DIRECTION: Scan the data below for the string "name". Copy every line where it appears.

start WORKING DATA

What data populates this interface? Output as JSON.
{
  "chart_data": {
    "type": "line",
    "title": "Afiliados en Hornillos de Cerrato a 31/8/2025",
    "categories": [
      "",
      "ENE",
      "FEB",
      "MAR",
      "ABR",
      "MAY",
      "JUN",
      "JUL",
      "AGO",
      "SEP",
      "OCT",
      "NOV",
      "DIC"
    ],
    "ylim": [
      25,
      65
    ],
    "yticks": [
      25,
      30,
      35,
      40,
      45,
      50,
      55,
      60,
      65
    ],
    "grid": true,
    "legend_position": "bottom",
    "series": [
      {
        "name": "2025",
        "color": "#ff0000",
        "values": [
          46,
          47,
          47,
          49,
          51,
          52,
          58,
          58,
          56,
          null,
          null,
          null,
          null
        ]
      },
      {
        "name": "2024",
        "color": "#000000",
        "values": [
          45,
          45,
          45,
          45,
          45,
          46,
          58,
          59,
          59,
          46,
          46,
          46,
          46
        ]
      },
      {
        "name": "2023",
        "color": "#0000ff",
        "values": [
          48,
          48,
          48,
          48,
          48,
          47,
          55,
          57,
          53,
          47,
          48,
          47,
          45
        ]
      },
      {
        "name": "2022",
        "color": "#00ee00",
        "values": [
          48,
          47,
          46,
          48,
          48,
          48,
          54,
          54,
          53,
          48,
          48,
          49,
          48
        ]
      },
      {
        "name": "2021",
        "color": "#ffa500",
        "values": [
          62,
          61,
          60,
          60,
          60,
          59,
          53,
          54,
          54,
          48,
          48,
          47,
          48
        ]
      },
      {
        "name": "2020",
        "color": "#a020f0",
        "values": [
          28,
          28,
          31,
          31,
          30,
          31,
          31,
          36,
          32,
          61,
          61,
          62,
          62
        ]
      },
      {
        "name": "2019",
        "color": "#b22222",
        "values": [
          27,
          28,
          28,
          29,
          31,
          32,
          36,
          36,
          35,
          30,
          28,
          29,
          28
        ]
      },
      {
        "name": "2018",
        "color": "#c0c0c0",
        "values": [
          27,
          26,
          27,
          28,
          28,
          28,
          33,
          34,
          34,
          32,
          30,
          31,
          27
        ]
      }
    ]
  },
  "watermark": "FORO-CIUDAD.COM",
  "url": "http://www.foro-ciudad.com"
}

end WORKING DATA

WRITTEN SOLUTION:
        "name": "2025",
        "name": "2024",
        "name": "2023",
        "name": "2022",
        "name": "2021",
        "name": "2020",
        "name": "2019",
        "name": "2018",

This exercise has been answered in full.